TASK PROMPT ::
Leave out the pictures and copy everything else in the entries exactly.

PROVIDED RECORDS ::
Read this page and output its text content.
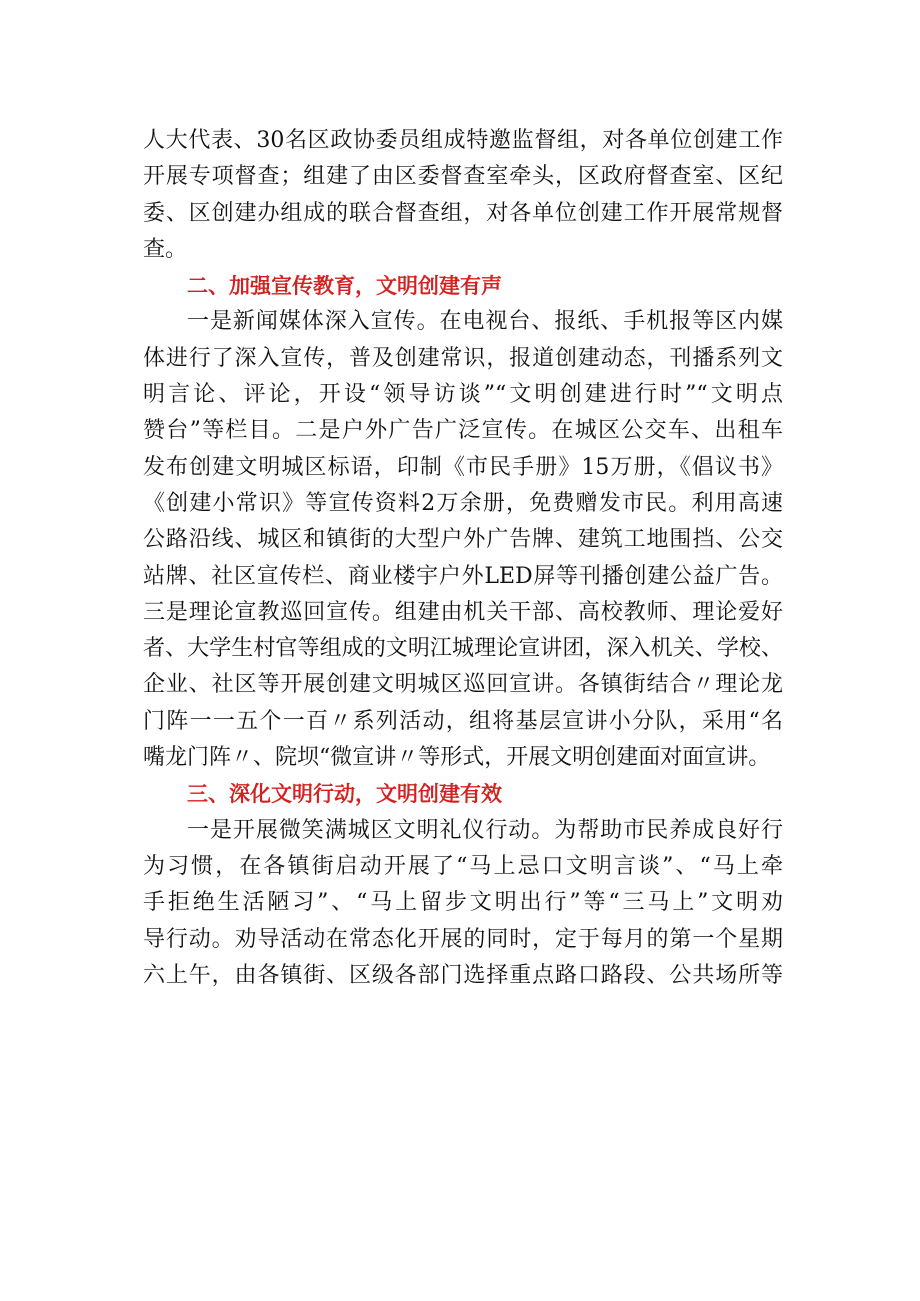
人大代表、30名区政协委员组成特邀监督组，对各单位创建工作
开展专项督查；组建了由区委督查室牵头，区政府督查室、区纪
委、区创建办组成的联合督查组，对各单位创建工作开展常规督
查。
二、加强宣传教育，文明创建有声
一是新闻媒体深入宣传。在电视台、报纸、手机报等区内媒
体进行了深入宣传，普及创建常识，报道创建动态，刊播系列文
明言论、评论，开设“领导访谈”“文明创建进行时”“文明点
赞台”等栏目。二是户外广告广泛宣传。在城区公交车、出租车
发布创建文明城区标语，印制《市民手册》15万册，《倡议书》
《创建小常识》等宣传资料2万余册，免费赠发市民。利用高速
公路沿线、城区和镇街的大型户外广告牌、建筑工地围挡、公交
站牌、社区宣传栏、商业楼宇户外LED屏等刊播创建公益广告。
三是理论宣教巡回宣传。组建由机关干部、高校教师、理论爱好
者、大学生村官等组成的文明江城理论宣讲团，深入机关、学校、
企业、社区等开展创建文明城区巡回宣讲。各镇街结合〃理论龙
门阵一一五个一百〃系列活动，组将基层宣讲小分队，采用“名
嘴龙门阵〃、院坝“微宣讲〃等形式，开展文明创建面对面宣讲。
三、深化文明行动，文明创建有效
一是开展微笑满城区文明礼仪行动。为帮助市民养成良好行
为习惯，在各镇街启动开展了“马上忌口文明言谈”、“马上牵
手拒绝生活陋习”、“马上留步文明出行”等“三马上”文明劝
导行动。劝导活动在常态化开展的同时，定于每月的第一个星期
六上午，由各镇街、区级各部门选择重点路口路段、公共场所等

PROBLEM SOLUTION ::
Read this page and output its text content.
人大代表、30名区政协委员组成特邀监督组，对各单位创建工作
开展专项督查；组建了由区委督查室牵头，区政府督查室、区纪
委、区创建办组成的联合督查组，对各单位创建工作开展常规督
查。
二、加强宣传教育，文明创建有声
一是新闻媒体深入宣传。在电视台、报纸、手机报等区内媒
体进行了深入宣传，普及创建常识，报道创建动态，刊播系列文
明言论、评论，开设“领导访谈”“文明创建进行时”“文明点
赞台”等栏目。二是户外广告广泛宣传。在城区公交车、出租车
发布创建文明城区标语，印制《市民手册》15万册，《倡议书》
《创建小常识》等宣传资料2万余册，免费赠发市民。利用高速
公路沿线、城区和镇街的大型户外广告牌、建筑工地围挡、公交
站牌、社区宣传栏、商业楼宇户外LED屏等刊播创建公益广告。
三是理论宣教巡回宣传。组建由机关干部、高校教师、理论爱好
者、大学生村官等组成的文明江城理论宣讲团，深入机关、学校、
企业、社区等开展创建文明城区巡回宣讲。各镇街结合〃理论龙
门阵一一五个一百〃系列活动，组将基层宣讲小分队，采用“名
嘴龙门阵〃、院坝“微宣讲〃等形式，开展文明创建面对面宣讲。
三、深化文明行动，文明创建有效
一是开展微笑满城区文明礼仪行动。为帮助市民养成良好行
为习惯，在各镇街启动开展了“马上忌口文明言谈”、“马上牵
手拒绝生活陋习”、“马上留步文明出行”等“三马上”文明劝
导行动。劝导活动在常态化开展的同时，定于每月的第一个星期
六上午，由各镇街、区级各部门选择重点路口路段、公共场所等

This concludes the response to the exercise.